» Data rows:
#####

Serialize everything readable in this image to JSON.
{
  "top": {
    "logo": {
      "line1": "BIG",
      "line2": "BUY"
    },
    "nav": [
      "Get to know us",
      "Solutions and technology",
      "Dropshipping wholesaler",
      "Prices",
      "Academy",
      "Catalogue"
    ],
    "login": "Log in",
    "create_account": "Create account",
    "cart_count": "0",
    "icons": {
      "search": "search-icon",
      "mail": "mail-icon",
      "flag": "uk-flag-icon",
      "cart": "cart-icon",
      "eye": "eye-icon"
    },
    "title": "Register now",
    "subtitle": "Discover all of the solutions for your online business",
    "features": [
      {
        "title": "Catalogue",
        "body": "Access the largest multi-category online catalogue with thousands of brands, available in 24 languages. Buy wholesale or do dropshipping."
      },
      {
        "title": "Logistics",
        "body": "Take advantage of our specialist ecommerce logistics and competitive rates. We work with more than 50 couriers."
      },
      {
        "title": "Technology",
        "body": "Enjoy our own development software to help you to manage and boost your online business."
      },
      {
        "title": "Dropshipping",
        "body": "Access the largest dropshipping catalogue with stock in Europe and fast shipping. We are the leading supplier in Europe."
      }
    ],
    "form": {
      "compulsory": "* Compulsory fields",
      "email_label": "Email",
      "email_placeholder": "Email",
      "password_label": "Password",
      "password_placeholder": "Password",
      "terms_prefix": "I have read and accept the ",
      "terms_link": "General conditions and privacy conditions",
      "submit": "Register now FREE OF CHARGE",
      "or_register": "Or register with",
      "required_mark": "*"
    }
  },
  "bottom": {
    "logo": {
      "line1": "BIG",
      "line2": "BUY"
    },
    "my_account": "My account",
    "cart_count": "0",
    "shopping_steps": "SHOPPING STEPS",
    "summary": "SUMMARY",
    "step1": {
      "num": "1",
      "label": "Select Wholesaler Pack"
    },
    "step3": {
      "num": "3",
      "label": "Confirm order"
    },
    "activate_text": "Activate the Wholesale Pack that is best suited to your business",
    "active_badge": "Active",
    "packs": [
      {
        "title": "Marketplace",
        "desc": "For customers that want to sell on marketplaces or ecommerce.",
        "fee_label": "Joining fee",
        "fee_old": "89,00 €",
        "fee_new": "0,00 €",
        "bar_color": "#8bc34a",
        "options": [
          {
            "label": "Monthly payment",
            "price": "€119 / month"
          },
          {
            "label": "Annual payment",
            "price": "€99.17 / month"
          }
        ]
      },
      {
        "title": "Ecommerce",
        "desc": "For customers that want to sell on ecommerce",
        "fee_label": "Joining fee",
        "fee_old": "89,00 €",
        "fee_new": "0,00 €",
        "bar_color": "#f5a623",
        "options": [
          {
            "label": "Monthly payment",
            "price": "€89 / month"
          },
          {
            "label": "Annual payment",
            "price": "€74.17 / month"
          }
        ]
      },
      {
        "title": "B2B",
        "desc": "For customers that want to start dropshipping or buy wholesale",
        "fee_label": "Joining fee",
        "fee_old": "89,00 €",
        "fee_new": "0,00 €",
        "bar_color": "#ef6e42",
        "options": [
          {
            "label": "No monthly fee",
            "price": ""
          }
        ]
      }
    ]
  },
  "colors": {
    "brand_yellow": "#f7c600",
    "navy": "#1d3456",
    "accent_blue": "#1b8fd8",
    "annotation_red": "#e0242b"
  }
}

#####

» Written request:
Write an exact transcription of every entry above.

» Task output:
Serialize everything readable in this image to JSON.
{
  "top": {
    "logo": {
      "line1": "BIG",
      "line2": "BUY"
    },
    "nav": [
      "Get to know us",
      "Solutions and technology",
      "Dropshipping wholesaler",
      "Prices",
      "Academy",
      "Catalogue"
    ],
    "login": "Log in",
    "create_account": "Create account",
    "cart_count": "0",
    "icons": {
      "search": "search-icon",
      "mail": "mail-icon",
      "flag": "uk-flag-icon",
      "cart": "cart-icon",
      "eye": "eye-icon"
    },
    "title": "Register now",
    "subtitle": "Discover all of the solutions for your online business",
    "features": [
      {
        "title": "Catalogue",
        "body": "Access the largest multi-category online catalogue with thousands of brands, available in 24 languages. Buy wholesale or do dropshipping."
      },
      {
        "title": "Logistics",
        "body": "Take advantage of our specialist ecommerce logistics and competitive rates. We work with more than 50 couriers."
      },
      {
        "title": "Technology",
        "body": "Enjoy our own development software to help you to manage and boost your online business."
      },
      {
        "title": "Dropshipping",
        "body": "Access the largest dropshipping catalogue with stock in Europe and fast shipping. We are the leading supplier in Europe."
      }
    ],
    "form": {
      "compulsory": "* Compulsory fields",
      "email_label": "Email",
      "email_placeholder": "Email",
      "password_label": "Password",
      "password_placeholder": "Password",
      "terms_prefix": "I have read and accept the ",
      "terms_link": "General conditions and privacy conditions",
      "submit": "Register now FREE OF CHARGE",
      "or_register": "Or register with",
      "required_mark": "*"
    }
  },
  "bottom": {
    "logo": {
      "line1": "BIG",
      "line2": "BUY"
    },
    "my_account": "My account",
    "cart_count": "0",
    "shopping_steps": "SHOPPING STEPS",
    "summary": "SUMMARY",
    "step1": {
      "num": "1",
      "label": "Select Wholesaler Pack"
    },
    "step3": {
      "num": "3",
      "label": "Confirm order"
    },
    "activate_text": "Activate the Wholesale Pack that is best suited to your business",
    "active_badge": "Active",
    "packs": [
      {
        "title": "Marketplace",
        "desc": "For customers that want to sell on marketplaces or ecommerce.",
        "fee_label": "Joining fee",
        "fee_old": "89,00 €",
        "fee_new": "0,00 €",
        "bar_color": "#8bc34a",
        "options": [
          {
            "label": "Monthly payment",
            "price": "€119 / month"
          },
          {
            "label": "Annual payment",
            "price": "€99.17 / month"
          }
        ]
      },
      {
        "title": "Ecommerce",
        "desc": "For customers that want to sell on ecommerce",
        "fee_label": "Joining fee",
        "fee_old": "89,00 €",
        "fee_new": "0,00 €",
        "bar_color": "#f5a623",
        "options": [
          {
            "label": "Monthly payment",
            "price": "€89 / month"
          },
          {
            "label": "Annual payment",
            "price": "€74.17 / month"
          }
        ]
      },
      {
        "title": "B2B",
        "desc": "For customers that want to start dropshipping or buy wholesale",
        "fee_label": "Joining fee",
        "fee_old": "89,00 €",
        "fee_new": "0,00 €",
        "bar_color": "#ef6e42",
        "options": [
          {
            "label": "No monthly fee",
            "price": ""
          }
        ]
      }
    ]
  },
  "colors": {
    "brand_yellow": "#f7c600",
    "navy": "#1d3456",
    "accent_blue": "#1b8fd8",
    "annotation_red": "#e0242b"
  }
}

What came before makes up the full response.